What is needed:
Drop the images; return everything else in the listing below exactly.

(Stored data)
.....
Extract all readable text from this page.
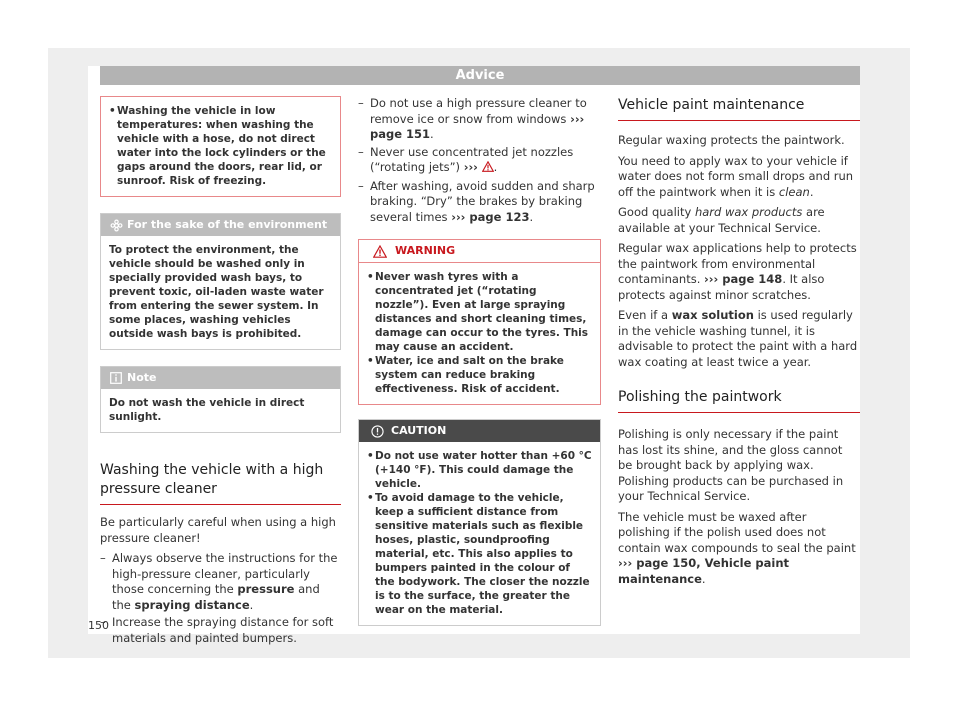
Advice
• Washing the vehicle in low temperatures: when washing the vehicle with a hose, do not direct water into the lock cylinders or the gaps around the doors, rear lid, or sunroof. Risk of freezing.
For the sake of the environment
To protect the environment, the vehicle should be washed only in specially provided wash bays, to prevent toxic, oil-laden waste water from entering the sewer system. In some places, washing vehicles outside wash bays is prohibited.
Note
Do not wash the vehicle in direct sunlight.
Washing the vehicle with a high pressure cleaner

Be particularly careful when using a high pressure cleaner!

– Always observe the instructions for the high-pressure cleaner, particularly those concerning the pressure and the spraying distance.
– Increase the spraying distance for soft materials and painted bumpers.
– Do not use a high pressure cleaner to remove ice or snow from windows ››› page 151.
– Never use concentrated jet nozzles (“rotating jets”) ››› .
– After washing, avoid sudden and sharp braking. “Dry” the brakes by braking several times ››› page 123.
WARNING
• Never wash tyres with a concentrated jet (“rotating nozzle”). Even at large spraying distances and short cleaning times, damage can occur to the tyres. This may cause an accident.
• Water, ice and salt on the brake system can reduce braking effectiveness. Risk of accident.
CAUTION
• Do not use water hotter than +60 °C (+140 °F). This could damage the vehicle.
• To avoid damage to the vehicle, keep a sufficient distance from sensitive materials such as flexible hoses, plastic, soundproofing material, etc. This also applies to bumpers painted in the colour of the bodywork. The closer the nozzle is to the surface, the greater the wear on the material.
Vehicle paint maintenance

Regular waxing protects the paintwork.

You need to apply wax to your vehicle if water does not form small drops and run off the paintwork when it is clean.

Good quality hard wax products are available at your Technical Service.

Regular wax applications help to protects the paintwork from environmental contaminants. ››› page 148. It also protects against minor scratches.

Even if a wax solution is used regularly in the vehicle washing tunnel, it is advisable to protect the paint with a hard wax coating at least twice a year.

Polishing the paintwork

Polishing is only necessary if the paint has lost its shine, and the gloss cannot be brought back by applying wax. Polishing products can be purchased in your Technical Service.

The vehicle must be waxed after polishing if the polish used does not contain wax compounds to seal the paint ››› page 150, Vehicle paint maintenance.

150
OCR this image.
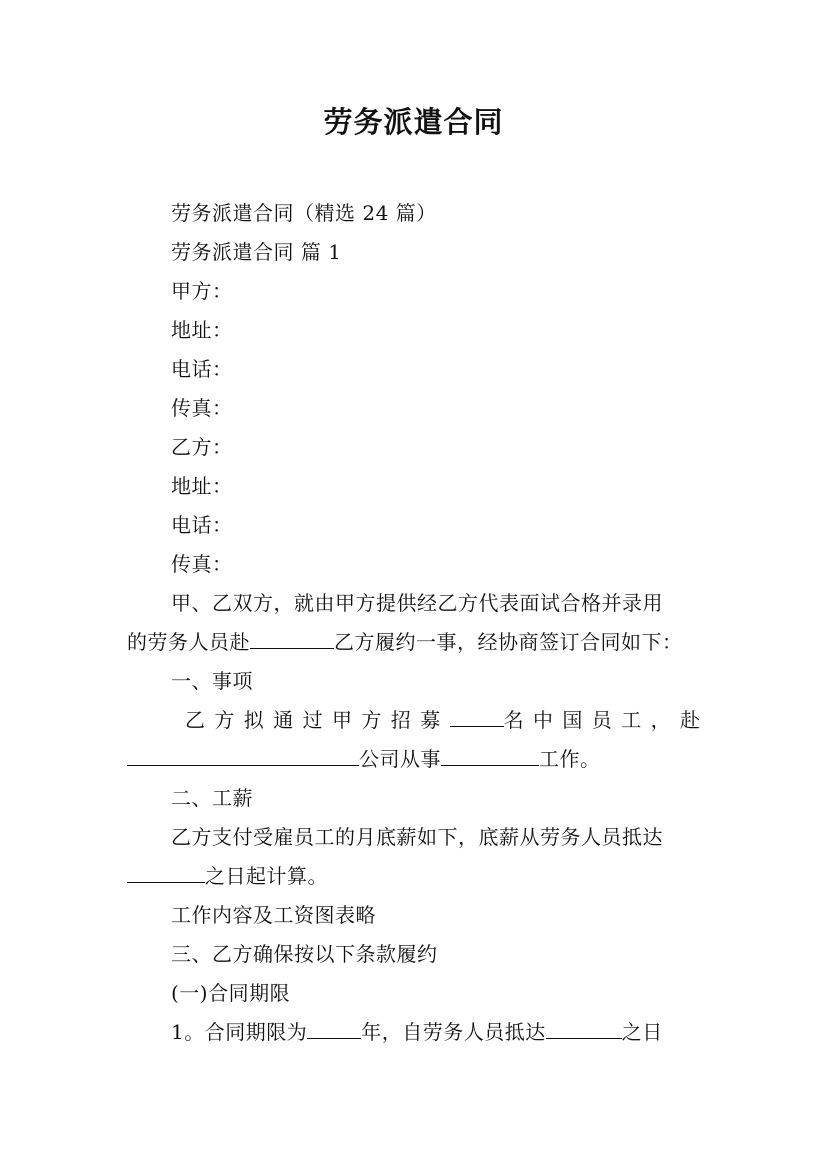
劳务派遣合同

劳务派遣合同（精选 24 篇）

劳务派遣合同 篇 1

甲方：

地址：

电话：

传真：

乙方：

地址：

电话：

传真：

甲、乙双方，就由甲方提供经乙方代表面试合格并录用
的劳务人员赴	乙方履约一事，经协商签订合同如下：

一、事项

乙方拟通过甲方招募	名中国员工，赴
公司从事	工作。

二、工薪

乙方支付受雇员工的月底薪如下，底薪从劳务人员抵达
之日起计算。

工作内容及工资图表略

三、乙方确保按以下条款履约

(一)合同期限

1。合同期限为	年，自劳务人员抵达	之日
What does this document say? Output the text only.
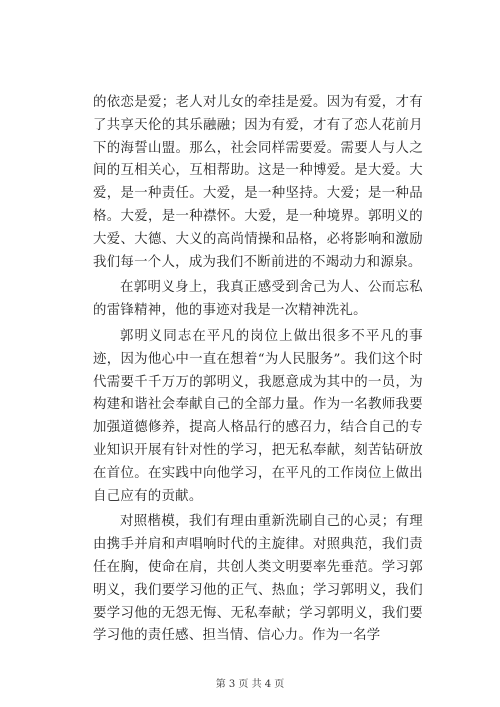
的依恋是爱；老人对儿女的牵挂是爱。因为有爱，才有了共享天伦的其乐融融；因为有爱，才有了恋人花前月下的海誓山盟。那么，社会同样需要爱。需要人与人之间的互相关心，互相帮助。这是一种博爱。是大爱。大爱，是一种责任。大爱，是一种坚持。大爱；是一种品格。大爱，是一种襟怀。大爱，是一种境界。郭明义的大爱、大德、大义的高尚情操和品格，必将影响和激励我们每一个人，成为我们不断前进的不竭动力和源泉。

在郭明义身上，我真正感受到舍己为人、公而忘私的雷锋精神，他的事迹对我是一次精神洗礼。

郭明义同志在平凡的岗位上做出很多不平凡的事迹，因为他心中一直在想着“为人民服务”。我们这个时代需要千千万万的郭明义，我愿意成为其中的一员，为构建和谐社会奉献自己的全部力量。作为一名教师我要加强道德修养，提高人格品行的感召力，结合自己的专业知识开展有针对性的学习，把无私奉献，刻苦钻研放在首位。在实践中向他学习，在平凡的工作岗位上做出自己应有的贡献。

对照楷模，我们有理由重新洗刷自己的心灵；有理由携手并肩和声唱响时代的主旋律。对照典范，我们责任在胸，使命在肩，共创人类文明要率先垂范。学习郭明义，我们要学习他的正气、热血；学习郭明义，我们要学习他的无怨无悔、无私奉献；学习郭明义，我们要学习他的责任感、担当情、信心力。作为一名学

第 3 页 共 4 页
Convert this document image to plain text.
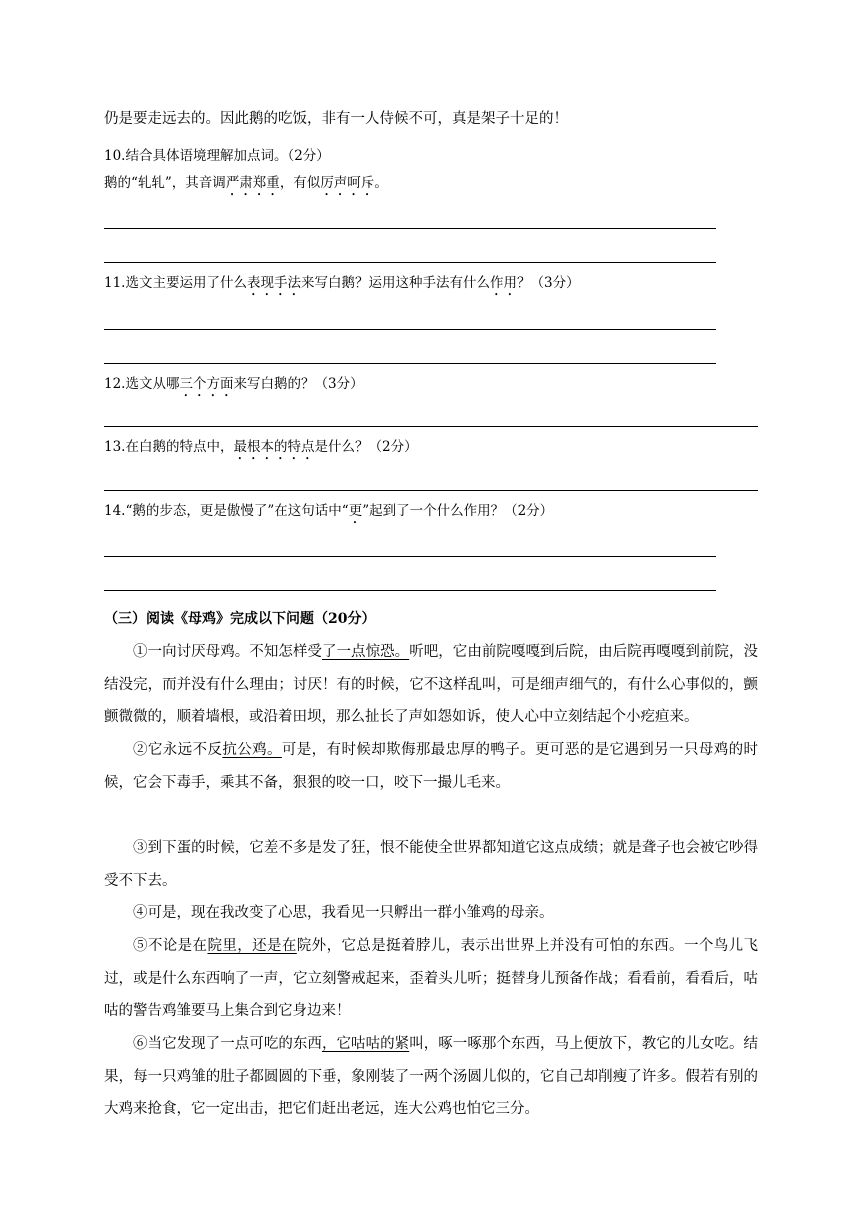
仍是要走远去的。因此鹅的吃饭，非有一人侍候不可，真是架子十足的！
10.结合具体语境理解加点词。（2分）
鹅的“轧轧”，其音调严肃郑重，有似厉声呵斥。
11.选文主要运用了什么表现手法来写白鹅？运用这种手法有什么作用？（3分）
12.选文从哪三个方面来写白鹅的？（3分）
13.在白鹅的特点中，最根本的特点是什么？（2分）
14.“鹅的步态，更是傲慢了”在这句话中“更”起到了一个什么作用？（2分）
（三）阅读《母鸡》完成以下问题（20分）
①一向讨厌母鸡。不知怎样受了一点惊恐。听吧，它由前院嘎嘎到后院，由后院再嘎嘎到前院，没结没完，而并没有什么理由；讨厌！有的时候，它不这样乱叫，可是细声细气的，有什么心事似的，颤颤微微的，顺着墙根，或沿着田坝，那么扯长了声如怨如诉，使人心中立刻结起个小疙疸来。
②它永远不反抗公鸡。可是，有时候却欺侮那最忠厚的鸭子。更可恶的是它遇到另一只母鸡的时候，它会下毒手，乘其不备，狠狠的咬一口，咬下一撮儿毛来。
③到下蛋的时候，它差不多是发了狂，恨不能使全世界都知道它这点成绩；就是聋子也会被它吵得受不下去。
④可是，现在我改变了心思，我看见一只孵出一群小雏鸡的母亲。
⑤不论是在院里，还是在院外，它总是挺着脖儿，表示出世界上并没有可怕的东西。一个鸟儿飞过，或是什么东西响了一声，它立刻警戒起来，歪着头儿听；挺替身儿预备作战；看看前，看看后，咕咕的警告鸡雏要马上集合到它身边来！
⑥当它发现了一点可吃的东西，它咕咕的紧叫，啄一啄那个东西，马上便放下，教它的儿女吃。结果，每一只鸡雏的肚子都圆圆的下垂，象刚装了一两个汤圆儿似的，它自己却削瘦了许多。假若有别的大鸡来抢食，它一定出击，把它们赶出老远，连大公鸡也怕它三分。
.....
Reply to the task:
Extract all readable text from this page.
Advice
• Washing the vehicle in low temperatures: when washing the vehicle with a hose, do not direct water into the lock cylinders or the gaps around the doors, rear lid, or sunroof. Risk of freezing.
For the sake of the environment
To protect the environment, the vehicle should be washed only in specially provided wash bays, to prevent toxic, oil-laden waste water from entering the sewer system. In some places, washing vehicles outside wash bays is prohibited.
Note
Do not wash the vehicle in direct sunlight.
Washing the vehicle with a high pressure cleaner

Be particularly careful when using a high pressure cleaner!

– Always observe the instructions for the high-pressure cleaner, particularly those concerning the pressure and the spraying distance.
– Increase the spraying distance for soft materials and painted bumpers.
– Do not use a high pressure cleaner to remove ice or snow from windows ››› page 151.
– Never use concentrated jet nozzles (“rotating jets”) ››› .
– After washing, avoid sudden and sharp braking. “Dry” the brakes by braking several times ››› page 123.
WARNING
• Never wash tyres with a concentrated jet (“rotating nozzle”). Even at large spraying distances and short cleaning times, damage can occur to the tyres. This may cause an accident.
• Water, ice and salt on the brake system can reduce braking effectiveness. Risk of accident.
CAUTION
• Do not use water hotter than +60 °C (+140 °F). This could damage the vehicle.
• To avoid damage to the vehicle, keep a sufficient distance from sensitive materials such as flexible hoses, plastic, soundproofing material, etc. This also applies to bumpers painted in the colour of the bodywork. The closer the nozzle is to the surface, the greater the wear on the material.
Vehicle paint maintenance

Regular waxing protects the paintwork.

You need to apply wax to your vehicle if water does not form small drops and run off the paintwork when it is clean.

Good quality hard wax products are available at your Technical Service.

Regular wax applications help to protects the paintwork from environmental contaminants. ››› page 148. It also protects against minor scratches.

Even if a wax solution is used regularly in the vehicle washing tunnel, it is advisable to protect the paint with a hard wax coating at least twice a year.

Polishing the paintwork

Polishing is only necessary if the paint has lost its shine, and the gloss cannot be brought back by applying wax. Polishing products can be purchased in your Technical Service.

The vehicle must be waxed after polishing if the polish used does not contain wax compounds to seal the paint ››› page 150, Vehicle paint maintenance.

150
OCR this image.
劳务派遣合同

劳务派遣合同（精选 24 篇）

劳务派遣合同 篇 1

甲方：

地址：

电话：

传真：

乙方：

地址：

电话：

传真：

甲、乙双方，就由甲方提供经乙方代表面试合格并录用
的劳务人员赴	乙方履约一事，经协商签订合同如下：

一、事项

乙方拟通过甲方招募	名中国员工，赴
公司从事	工作。

二、工薪

乙方支付受雇员工的月底薪如下，底薪从劳务人员抵达
之日起计算。

工作内容及工资图表略

三、乙方确保按以下条款履约

(一)合同期限

1。合同期限为	年，自劳务人员抵达	之日
What does this document say? Output the text only.
的依恋是爱；老人对儿女的牵挂是爱。因为有爱，才有了共享天伦的其乐融融；因为有爱，才有了恋人花前月下的海誓山盟。那么，社会同样需要爱。需要人与人之间的互相关心，互相帮助。这是一种博爱。是大爱。大爱，是一种责任。大爱，是一种坚持。大爱；是一种品格。大爱，是一种襟怀。大爱，是一种境界。郭明义的大爱、大德、大义的高尚情操和品格，必将影响和激励我们每一个人，成为我们不断前进的不竭动力和源泉。

在郭明义身上，我真正感受到舍己为人、公而忘私的雷锋精神，他的事迹对我是一次精神洗礼。

郭明义同志在平凡的岗位上做出很多不平凡的事迹，因为他心中一直在想着“为人民服务”。我们这个时代需要千千万万的郭明义，我愿意成为其中的一员，为构建和谐社会奉献自己的全部力量。作为一名教师我要加强道德修养，提高人格品行的感召力，结合自己的专业知识开展有针对性的学习，把无私奉献，刻苦钻研放在首位。在实践中向他学习，在平凡的工作岗位上做出自己应有的贡献。

对照楷模，我们有理由重新洗刷自己的心灵；有理由携手并肩和声唱响时代的主旋律。对照典范，我们责任在胸，使命在肩，共创人类文明要率先垂范。学习郭明义，我们要学习他的正气、热血；学习郭明义，我们要学习他的无怨无悔、无私奉献；学习郭明义，我们要学习他的责任感、担当情、信心力。作为一名学

第 3 页 共 4 页
Convert this document image to plain text.
仍是要走远去的。因此鹅的吃饭，非有一人侍候不可，真是架子十足的！
10.结合具体语境理解加点词。（2分）
鹅的“轧轧”，其音调严肃郑重，有似厉声呵斥。
11.选文主要运用了什么表现手法来写白鹅？运用这种手法有什么作用？（3分）
12.选文从哪三个方面来写白鹅的？（3分）
13.在白鹅的特点中，最根本的特点是什么？（2分）
14.“鹅的步态，更是傲慢了”在这句话中“更”起到了一个什么作用？（2分）
（三）阅读《母鸡》完成以下问题（20分）
①一向讨厌母鸡。不知怎样受了一点惊恐。听吧，它由前院嘎嘎到后院，由后院再嘎嘎到前院，没结没完，而并没有什么理由；讨厌！有的时候，它不这样乱叫，可是细声细气的，有什么心事似的，颤颤微微的，顺着墙根，或沿着田坝，那么扯长了声如怨如诉，使人心中立刻结起个小疙疸来。
②它永远不反抗公鸡。可是，有时候却欺侮那最忠厚的鸭子。更可恶的是它遇到另一只母鸡的时候，它会下毒手，乘其不备，狠狠的咬一口，咬下一撮儿毛来。
③到下蛋的时候，它差不多是发了狂，恨不能使全世界都知道它这点成绩；就是聋子也会被它吵得受不下去。
④可是，现在我改变了心思，我看见一只孵出一群小雏鸡的母亲。
⑤不论是在院里，还是在院外，它总是挺着脖儿，表示出世界上并没有可怕的东西。一个鸟儿飞过，或是什么东西响了一声，它立刻警戒起来，歪着头儿听；挺替身儿预备作战；看看前，看看后，咕咕的警告鸡雏要马上集合到它身边来！
⑥当它发现了一点可吃的东西，它咕咕的紧叫，啄一啄那个东西，马上便放下，教它的儿女吃。结果，每一只鸡雏的肚子都圆圆的下垂，象刚装了一两个汤圆儿似的，它自己却削瘦了许多。假若有别的大鸡来抢食，它一定出击，把它们赶出老远，连大公鸡也怕它三分。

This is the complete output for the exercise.